# [SET EXERCISE]
Select lines where the word "elit" appears.

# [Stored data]
· · · · ·

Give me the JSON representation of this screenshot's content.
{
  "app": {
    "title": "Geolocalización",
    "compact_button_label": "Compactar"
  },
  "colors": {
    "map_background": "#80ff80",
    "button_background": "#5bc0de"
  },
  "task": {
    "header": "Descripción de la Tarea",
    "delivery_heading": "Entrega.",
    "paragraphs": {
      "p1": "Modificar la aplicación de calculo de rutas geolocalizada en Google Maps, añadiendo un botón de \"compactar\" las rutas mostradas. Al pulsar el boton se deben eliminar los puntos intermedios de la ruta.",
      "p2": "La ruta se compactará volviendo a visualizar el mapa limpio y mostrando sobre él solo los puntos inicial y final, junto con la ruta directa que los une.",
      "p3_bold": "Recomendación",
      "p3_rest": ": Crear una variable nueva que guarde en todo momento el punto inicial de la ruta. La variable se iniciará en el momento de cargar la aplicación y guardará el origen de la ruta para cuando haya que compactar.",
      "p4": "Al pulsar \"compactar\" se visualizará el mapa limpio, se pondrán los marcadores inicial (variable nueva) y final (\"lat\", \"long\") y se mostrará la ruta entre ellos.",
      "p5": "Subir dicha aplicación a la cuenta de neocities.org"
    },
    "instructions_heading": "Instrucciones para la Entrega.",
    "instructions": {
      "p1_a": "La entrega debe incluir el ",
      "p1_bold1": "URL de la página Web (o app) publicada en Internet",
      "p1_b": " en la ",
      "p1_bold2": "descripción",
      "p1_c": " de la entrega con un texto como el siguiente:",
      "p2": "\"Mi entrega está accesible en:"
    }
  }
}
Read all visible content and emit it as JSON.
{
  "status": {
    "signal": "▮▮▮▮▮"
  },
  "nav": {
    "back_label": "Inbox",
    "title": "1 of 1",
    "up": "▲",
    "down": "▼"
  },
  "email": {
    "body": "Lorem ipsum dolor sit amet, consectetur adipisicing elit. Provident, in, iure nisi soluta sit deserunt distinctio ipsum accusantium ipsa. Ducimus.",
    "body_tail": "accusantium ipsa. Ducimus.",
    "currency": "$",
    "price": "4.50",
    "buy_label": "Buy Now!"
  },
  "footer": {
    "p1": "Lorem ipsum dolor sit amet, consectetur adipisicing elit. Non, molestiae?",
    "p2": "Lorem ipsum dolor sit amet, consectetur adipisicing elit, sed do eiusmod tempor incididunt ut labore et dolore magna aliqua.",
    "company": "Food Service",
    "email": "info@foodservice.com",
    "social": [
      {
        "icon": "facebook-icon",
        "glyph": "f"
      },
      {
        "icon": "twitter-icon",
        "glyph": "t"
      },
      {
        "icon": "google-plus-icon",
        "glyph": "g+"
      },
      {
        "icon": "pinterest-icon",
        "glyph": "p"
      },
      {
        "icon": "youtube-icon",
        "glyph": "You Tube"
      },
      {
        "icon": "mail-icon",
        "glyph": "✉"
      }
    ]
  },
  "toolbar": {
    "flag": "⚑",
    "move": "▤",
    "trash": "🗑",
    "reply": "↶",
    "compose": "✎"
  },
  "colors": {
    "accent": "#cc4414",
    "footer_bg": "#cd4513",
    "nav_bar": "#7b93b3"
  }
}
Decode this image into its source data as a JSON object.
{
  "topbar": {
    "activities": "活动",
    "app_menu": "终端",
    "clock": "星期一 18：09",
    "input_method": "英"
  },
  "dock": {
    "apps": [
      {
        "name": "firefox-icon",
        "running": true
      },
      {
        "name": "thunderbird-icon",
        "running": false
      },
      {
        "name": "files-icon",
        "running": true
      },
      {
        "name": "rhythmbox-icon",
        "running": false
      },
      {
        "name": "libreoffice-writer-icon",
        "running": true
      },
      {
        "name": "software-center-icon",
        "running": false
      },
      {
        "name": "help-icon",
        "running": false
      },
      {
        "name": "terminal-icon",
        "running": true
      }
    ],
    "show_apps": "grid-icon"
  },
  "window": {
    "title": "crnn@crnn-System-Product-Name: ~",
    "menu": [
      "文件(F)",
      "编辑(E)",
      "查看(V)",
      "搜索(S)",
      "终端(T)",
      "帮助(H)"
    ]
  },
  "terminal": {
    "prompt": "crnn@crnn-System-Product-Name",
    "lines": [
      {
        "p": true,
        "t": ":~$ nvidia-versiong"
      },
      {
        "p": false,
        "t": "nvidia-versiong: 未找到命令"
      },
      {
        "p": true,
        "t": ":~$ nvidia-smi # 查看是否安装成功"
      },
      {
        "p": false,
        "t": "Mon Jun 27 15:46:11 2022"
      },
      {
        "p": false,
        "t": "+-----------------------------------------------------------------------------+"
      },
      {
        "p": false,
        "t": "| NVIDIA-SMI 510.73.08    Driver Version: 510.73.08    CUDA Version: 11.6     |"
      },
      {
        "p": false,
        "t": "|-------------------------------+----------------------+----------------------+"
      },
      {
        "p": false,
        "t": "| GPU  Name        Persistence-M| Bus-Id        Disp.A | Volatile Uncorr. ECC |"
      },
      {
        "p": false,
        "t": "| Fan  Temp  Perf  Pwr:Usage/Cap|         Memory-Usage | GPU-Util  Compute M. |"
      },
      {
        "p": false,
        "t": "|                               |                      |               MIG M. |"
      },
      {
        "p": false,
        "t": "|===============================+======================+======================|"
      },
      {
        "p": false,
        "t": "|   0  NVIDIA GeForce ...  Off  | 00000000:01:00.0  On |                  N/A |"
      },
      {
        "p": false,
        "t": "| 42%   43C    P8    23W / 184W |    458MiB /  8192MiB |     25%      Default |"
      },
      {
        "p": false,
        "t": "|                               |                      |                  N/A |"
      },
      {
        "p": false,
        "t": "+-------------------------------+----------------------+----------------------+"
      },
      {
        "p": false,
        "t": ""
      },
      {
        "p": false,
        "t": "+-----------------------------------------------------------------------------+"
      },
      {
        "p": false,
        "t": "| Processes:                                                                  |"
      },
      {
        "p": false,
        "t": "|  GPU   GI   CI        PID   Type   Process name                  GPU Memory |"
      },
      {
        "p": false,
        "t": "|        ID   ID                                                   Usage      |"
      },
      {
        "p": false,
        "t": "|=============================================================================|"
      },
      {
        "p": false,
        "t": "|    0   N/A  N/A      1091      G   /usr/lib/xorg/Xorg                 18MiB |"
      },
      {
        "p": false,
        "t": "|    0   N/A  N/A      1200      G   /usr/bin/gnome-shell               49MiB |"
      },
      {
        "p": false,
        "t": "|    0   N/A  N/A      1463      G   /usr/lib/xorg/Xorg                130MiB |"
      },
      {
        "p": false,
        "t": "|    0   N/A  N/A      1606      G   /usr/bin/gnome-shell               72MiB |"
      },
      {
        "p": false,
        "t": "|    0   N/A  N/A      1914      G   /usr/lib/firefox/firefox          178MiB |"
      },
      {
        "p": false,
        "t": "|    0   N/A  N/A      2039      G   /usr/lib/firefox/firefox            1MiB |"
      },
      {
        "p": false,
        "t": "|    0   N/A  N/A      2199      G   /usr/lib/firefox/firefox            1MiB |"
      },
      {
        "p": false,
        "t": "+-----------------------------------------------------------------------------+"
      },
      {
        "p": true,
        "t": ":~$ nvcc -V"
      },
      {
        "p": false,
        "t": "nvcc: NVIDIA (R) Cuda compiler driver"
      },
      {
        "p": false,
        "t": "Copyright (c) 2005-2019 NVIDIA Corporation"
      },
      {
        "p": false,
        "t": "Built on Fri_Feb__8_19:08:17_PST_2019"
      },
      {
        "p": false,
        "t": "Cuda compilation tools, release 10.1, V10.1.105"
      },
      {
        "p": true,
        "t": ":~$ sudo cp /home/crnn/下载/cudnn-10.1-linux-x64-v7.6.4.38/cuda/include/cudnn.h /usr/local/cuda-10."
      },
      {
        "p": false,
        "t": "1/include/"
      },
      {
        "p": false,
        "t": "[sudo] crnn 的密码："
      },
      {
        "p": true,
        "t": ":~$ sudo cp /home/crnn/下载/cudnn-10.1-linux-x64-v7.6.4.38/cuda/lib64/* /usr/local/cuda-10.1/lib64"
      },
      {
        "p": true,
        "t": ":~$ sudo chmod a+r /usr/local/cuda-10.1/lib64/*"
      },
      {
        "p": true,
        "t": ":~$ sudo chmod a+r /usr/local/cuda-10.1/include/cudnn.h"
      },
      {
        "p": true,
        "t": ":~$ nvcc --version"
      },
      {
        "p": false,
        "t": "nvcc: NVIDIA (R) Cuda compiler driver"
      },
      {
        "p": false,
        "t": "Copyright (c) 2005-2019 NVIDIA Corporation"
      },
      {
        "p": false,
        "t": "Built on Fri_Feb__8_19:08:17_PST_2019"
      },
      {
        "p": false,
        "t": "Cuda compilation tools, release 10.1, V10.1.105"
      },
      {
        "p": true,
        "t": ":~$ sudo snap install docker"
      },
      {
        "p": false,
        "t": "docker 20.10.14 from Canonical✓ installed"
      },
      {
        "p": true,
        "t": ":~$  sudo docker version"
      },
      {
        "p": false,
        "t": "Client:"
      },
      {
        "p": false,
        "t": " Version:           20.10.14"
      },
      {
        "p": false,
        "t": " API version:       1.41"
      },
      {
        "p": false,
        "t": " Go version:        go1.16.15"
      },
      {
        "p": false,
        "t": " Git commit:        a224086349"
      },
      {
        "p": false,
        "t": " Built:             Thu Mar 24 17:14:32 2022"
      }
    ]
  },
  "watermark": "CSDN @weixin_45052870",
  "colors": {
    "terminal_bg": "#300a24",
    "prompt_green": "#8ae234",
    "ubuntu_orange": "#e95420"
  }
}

· · · · ·

# [WRITTEN ANSWER]
    "body": "Lorem ipsum dolor sit amet, consectetur adipisicing elit. Provident, in, iure nisi soluta sit deserunt distinctio ipsum accusantium ipsa. Ducimus.",
    "p1": "Lorem ipsum dolor sit amet, consectetur adipisicing elit. Non, molestiae?",
    "p2": "Lorem ipsum dolor sit amet, consectetur adipisicing elit, sed do eiusmod tempor incididunt ut labore et dolore magna aliqua.",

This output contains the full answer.